» **QUOTED TEXT**
During the two weeks we were there helping with construction, we toiled for long hours alongside dedicated Tanzanians. When we ran into snags in the building process such as power outages and a lack of tools and supplies, the locals would smile at our frustrations and simply say, “pole sana.”
Sana means “very.” However, pole (POE-lee) cannot be directly translated into English. There is no single word in our language that fully captures its meaning.
Pole roughly means, “I see you are going through a difficult experience and I honor your ability to resolve it.”
More than ever, modern business is based on compassion and pole is the essence of true compassion–compassionate detachment.
In our culture, we confuse compassion with regret. Americans will typically say, “I’m sorry” when someone is having a problem. Conversely, Tanzanians understand that within each problem is an opportunity to grow and to discover new and wondrous opportunities so they would never express sorrow that a person is going through a difficult time. Rather, they affirm the person’s capacity to move through the issue.

» **TASK REQUIREMENTS**
1 > In the passage about "pole sana," what does the word "sana" mean?
2 > Carry on the passage about "pole sana" from its final sentence.
The lines that follow are separate material and have no connection to the passage about "pole sana."

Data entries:
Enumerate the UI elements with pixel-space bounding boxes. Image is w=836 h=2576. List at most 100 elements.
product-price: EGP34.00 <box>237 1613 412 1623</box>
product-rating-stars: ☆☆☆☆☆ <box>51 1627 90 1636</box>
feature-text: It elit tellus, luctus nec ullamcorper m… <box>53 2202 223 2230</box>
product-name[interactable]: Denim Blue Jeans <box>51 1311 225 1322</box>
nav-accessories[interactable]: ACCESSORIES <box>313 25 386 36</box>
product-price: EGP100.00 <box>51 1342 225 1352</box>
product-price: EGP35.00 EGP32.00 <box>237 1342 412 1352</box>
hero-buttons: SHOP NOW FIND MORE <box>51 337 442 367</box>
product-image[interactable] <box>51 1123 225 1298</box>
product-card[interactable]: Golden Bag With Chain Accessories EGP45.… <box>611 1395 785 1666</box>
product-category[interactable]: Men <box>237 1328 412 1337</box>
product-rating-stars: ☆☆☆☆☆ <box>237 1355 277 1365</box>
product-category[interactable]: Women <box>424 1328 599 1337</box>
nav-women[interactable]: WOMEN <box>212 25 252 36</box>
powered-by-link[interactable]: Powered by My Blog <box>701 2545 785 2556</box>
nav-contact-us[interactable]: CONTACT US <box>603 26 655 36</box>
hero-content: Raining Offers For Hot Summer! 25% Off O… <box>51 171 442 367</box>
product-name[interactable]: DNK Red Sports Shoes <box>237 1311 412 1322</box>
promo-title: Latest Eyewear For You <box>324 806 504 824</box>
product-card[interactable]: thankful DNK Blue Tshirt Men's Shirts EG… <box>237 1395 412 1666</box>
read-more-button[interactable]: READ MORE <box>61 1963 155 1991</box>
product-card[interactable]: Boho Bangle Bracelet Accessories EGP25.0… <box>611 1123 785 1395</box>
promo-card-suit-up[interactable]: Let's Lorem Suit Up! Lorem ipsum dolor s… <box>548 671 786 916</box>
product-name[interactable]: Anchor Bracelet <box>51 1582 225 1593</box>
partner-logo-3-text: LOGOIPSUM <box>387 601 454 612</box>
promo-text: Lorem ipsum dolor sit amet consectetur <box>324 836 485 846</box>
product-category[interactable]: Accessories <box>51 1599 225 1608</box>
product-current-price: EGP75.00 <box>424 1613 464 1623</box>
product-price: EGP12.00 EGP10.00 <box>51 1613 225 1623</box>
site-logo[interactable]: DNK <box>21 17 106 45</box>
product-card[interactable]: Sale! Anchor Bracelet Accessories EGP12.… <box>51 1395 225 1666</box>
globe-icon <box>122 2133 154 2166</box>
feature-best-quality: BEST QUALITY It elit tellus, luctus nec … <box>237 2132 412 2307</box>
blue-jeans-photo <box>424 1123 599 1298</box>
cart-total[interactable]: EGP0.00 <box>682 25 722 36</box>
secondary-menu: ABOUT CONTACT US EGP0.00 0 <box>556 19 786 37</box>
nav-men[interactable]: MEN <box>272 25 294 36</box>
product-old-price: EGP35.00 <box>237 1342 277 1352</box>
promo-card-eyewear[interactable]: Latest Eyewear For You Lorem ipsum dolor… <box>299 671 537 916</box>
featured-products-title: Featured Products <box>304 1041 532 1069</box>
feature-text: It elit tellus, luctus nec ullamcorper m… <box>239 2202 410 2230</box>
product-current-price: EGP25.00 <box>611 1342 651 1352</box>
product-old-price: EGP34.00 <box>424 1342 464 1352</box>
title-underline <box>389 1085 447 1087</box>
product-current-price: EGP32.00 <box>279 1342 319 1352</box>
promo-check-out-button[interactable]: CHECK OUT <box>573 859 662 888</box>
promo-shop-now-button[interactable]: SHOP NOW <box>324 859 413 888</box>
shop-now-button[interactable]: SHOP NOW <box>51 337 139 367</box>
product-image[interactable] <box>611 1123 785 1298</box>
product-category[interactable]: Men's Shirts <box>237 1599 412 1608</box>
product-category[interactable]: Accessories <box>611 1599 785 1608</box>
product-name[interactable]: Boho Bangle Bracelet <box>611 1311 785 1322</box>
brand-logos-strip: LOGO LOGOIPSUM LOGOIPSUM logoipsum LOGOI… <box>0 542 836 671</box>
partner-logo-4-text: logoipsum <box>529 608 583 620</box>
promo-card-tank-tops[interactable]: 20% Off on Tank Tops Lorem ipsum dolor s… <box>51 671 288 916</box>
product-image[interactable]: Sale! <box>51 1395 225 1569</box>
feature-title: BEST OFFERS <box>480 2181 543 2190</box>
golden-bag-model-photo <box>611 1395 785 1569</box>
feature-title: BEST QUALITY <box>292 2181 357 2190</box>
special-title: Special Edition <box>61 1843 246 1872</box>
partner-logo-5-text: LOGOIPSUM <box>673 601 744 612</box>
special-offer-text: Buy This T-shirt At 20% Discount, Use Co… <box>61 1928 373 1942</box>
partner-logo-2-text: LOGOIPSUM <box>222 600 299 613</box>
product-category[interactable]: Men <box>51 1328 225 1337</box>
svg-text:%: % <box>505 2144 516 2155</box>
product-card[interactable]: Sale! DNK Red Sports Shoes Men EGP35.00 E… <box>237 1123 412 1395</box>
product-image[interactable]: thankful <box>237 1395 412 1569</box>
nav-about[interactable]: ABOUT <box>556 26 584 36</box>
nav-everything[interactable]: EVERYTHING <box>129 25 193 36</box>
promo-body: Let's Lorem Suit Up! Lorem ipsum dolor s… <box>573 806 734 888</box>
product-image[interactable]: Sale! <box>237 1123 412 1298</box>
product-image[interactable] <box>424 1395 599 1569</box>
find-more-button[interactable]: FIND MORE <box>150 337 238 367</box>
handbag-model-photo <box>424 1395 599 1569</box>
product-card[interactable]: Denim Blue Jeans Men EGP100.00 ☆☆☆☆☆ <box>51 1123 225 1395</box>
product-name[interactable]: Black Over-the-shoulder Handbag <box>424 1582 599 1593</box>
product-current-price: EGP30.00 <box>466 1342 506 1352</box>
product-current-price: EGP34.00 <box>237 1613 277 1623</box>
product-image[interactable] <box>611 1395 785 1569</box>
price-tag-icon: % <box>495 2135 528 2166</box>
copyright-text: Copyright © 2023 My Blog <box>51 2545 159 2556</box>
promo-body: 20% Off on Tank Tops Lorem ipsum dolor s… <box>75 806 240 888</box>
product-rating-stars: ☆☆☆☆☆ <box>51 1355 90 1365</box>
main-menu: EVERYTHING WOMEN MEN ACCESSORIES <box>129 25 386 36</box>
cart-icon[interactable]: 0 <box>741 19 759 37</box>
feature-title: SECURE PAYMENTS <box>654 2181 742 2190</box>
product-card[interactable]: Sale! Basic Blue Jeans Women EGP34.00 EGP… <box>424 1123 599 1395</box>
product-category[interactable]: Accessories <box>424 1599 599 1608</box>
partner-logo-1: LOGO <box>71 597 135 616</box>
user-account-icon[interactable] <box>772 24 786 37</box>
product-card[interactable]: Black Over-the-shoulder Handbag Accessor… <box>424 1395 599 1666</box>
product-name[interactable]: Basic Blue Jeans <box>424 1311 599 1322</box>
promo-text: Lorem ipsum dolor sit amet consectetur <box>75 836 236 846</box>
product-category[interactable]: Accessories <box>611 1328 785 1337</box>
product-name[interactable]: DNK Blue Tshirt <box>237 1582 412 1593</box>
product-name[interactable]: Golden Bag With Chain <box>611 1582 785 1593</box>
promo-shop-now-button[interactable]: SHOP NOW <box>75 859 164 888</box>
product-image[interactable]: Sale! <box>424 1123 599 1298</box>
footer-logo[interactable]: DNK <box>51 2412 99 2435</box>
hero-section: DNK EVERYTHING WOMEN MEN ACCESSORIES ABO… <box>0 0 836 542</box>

» **SOLVED TASKS**
1 > It means "very."

2 >
Imagine how your work and personal life would transform if you simply acknowledged other people’s challenges and affirmed their ability to successfully resolve them.
Compassionate Detachment offers the opportunity to stand firmly in strength and to call forth the strength of others.
Although the word pole is not part of our language, you can practice its meaning thereby empowering yourself and others, “I see you are going through a difficult experience and I honor your ability to resolve it.”